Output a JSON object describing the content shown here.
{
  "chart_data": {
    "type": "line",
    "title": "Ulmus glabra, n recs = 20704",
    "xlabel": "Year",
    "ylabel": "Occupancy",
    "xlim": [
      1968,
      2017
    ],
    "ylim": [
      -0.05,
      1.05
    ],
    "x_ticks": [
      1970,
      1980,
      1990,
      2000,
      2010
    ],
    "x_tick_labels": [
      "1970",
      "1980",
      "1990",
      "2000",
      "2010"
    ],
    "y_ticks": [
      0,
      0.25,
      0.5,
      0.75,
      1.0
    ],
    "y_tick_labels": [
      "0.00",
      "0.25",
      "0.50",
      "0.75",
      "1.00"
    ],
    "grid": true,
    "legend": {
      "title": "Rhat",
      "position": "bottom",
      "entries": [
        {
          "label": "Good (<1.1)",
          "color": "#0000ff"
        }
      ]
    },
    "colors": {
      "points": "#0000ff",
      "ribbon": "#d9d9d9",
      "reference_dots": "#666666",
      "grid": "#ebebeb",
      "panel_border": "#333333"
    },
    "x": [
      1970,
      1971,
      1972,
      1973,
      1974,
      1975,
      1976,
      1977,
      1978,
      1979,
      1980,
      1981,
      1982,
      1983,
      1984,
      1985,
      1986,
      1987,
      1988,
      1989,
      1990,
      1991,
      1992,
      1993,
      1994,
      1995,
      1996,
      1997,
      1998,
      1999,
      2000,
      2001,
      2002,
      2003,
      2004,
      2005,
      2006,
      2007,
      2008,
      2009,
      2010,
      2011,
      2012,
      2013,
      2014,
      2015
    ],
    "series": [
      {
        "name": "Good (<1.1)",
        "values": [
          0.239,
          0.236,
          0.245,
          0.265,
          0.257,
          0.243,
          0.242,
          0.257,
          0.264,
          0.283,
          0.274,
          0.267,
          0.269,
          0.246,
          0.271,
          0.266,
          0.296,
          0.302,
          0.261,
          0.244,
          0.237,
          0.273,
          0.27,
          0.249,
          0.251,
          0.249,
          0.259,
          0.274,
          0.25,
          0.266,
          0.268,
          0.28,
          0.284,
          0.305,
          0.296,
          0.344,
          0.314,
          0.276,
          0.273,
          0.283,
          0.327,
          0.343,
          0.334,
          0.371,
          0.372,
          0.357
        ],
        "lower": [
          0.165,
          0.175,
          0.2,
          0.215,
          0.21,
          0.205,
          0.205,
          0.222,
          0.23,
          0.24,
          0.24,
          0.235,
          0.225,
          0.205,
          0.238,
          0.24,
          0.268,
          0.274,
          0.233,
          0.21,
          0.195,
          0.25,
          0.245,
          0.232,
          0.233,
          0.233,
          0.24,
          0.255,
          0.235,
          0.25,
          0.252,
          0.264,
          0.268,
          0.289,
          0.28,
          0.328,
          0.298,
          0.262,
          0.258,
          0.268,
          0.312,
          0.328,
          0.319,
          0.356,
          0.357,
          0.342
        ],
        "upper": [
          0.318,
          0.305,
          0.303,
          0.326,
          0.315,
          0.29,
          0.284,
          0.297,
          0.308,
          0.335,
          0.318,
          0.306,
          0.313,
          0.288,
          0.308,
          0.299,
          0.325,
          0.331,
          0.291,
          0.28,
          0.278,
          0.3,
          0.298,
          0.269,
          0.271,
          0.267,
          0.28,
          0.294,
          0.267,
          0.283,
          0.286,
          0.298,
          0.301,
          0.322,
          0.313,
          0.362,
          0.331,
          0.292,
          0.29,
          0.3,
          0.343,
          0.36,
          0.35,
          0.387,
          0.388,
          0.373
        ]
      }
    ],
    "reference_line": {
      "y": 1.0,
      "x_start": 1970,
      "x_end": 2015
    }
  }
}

::::::::::

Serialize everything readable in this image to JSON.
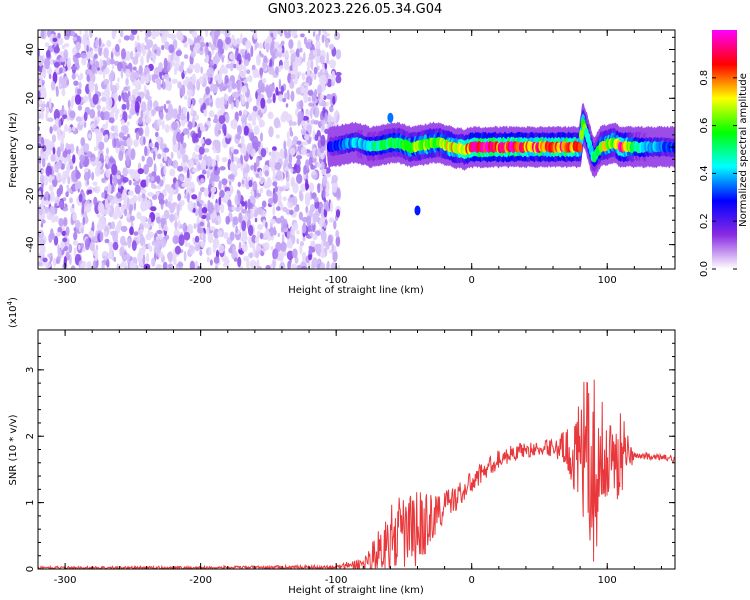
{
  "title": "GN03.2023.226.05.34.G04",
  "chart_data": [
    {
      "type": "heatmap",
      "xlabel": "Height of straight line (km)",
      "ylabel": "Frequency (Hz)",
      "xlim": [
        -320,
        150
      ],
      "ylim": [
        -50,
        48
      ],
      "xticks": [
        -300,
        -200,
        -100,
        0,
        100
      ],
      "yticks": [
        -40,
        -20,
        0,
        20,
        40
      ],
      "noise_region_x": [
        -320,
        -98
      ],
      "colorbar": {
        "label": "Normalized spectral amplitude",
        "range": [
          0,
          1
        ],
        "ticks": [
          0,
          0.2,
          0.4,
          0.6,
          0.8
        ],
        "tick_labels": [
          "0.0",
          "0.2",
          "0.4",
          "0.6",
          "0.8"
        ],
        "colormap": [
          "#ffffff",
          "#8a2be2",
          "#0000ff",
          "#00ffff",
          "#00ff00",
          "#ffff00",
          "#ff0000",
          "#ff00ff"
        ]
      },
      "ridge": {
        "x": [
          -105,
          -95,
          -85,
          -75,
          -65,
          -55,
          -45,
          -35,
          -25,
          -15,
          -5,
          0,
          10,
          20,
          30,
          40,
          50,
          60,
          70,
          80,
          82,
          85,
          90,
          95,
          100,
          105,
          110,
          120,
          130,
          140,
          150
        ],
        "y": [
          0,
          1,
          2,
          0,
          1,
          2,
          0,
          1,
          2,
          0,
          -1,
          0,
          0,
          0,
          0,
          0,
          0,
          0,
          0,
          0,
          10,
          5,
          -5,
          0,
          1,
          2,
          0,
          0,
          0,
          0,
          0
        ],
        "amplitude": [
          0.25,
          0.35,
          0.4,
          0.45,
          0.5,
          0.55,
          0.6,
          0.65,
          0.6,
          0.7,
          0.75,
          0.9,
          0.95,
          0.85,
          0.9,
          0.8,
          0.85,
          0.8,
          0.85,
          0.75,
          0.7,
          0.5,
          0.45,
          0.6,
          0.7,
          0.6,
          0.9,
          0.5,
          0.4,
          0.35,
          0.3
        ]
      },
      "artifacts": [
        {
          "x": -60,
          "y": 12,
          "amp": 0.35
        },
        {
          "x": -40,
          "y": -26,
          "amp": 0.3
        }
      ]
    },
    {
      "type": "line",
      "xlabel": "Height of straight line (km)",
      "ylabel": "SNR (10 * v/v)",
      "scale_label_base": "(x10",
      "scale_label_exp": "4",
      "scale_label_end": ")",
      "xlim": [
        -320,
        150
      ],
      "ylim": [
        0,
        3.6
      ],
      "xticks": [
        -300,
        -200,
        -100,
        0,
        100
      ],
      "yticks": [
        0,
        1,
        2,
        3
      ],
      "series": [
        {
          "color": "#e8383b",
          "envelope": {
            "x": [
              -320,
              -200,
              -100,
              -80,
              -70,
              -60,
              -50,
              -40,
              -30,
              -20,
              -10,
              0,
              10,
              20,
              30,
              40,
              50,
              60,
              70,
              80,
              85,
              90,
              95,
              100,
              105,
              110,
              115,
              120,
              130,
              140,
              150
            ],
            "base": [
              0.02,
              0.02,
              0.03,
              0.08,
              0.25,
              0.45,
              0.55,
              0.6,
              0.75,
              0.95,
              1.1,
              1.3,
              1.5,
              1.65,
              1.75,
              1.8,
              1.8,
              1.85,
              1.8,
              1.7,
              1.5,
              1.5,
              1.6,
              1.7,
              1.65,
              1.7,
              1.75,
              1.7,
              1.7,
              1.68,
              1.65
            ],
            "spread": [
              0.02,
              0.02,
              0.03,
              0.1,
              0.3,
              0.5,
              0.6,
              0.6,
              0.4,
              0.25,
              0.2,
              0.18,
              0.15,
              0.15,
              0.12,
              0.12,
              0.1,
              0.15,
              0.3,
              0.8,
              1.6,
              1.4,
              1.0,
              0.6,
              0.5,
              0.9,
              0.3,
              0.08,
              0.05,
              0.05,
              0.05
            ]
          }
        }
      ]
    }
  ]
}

::::::::::

> _Exercise description_
Go through the lines above. Select every one that has the string "JSON".

> _Written answer_
Output a JSON object describing the content shown here.
Serialize everything readable in this image to JSON.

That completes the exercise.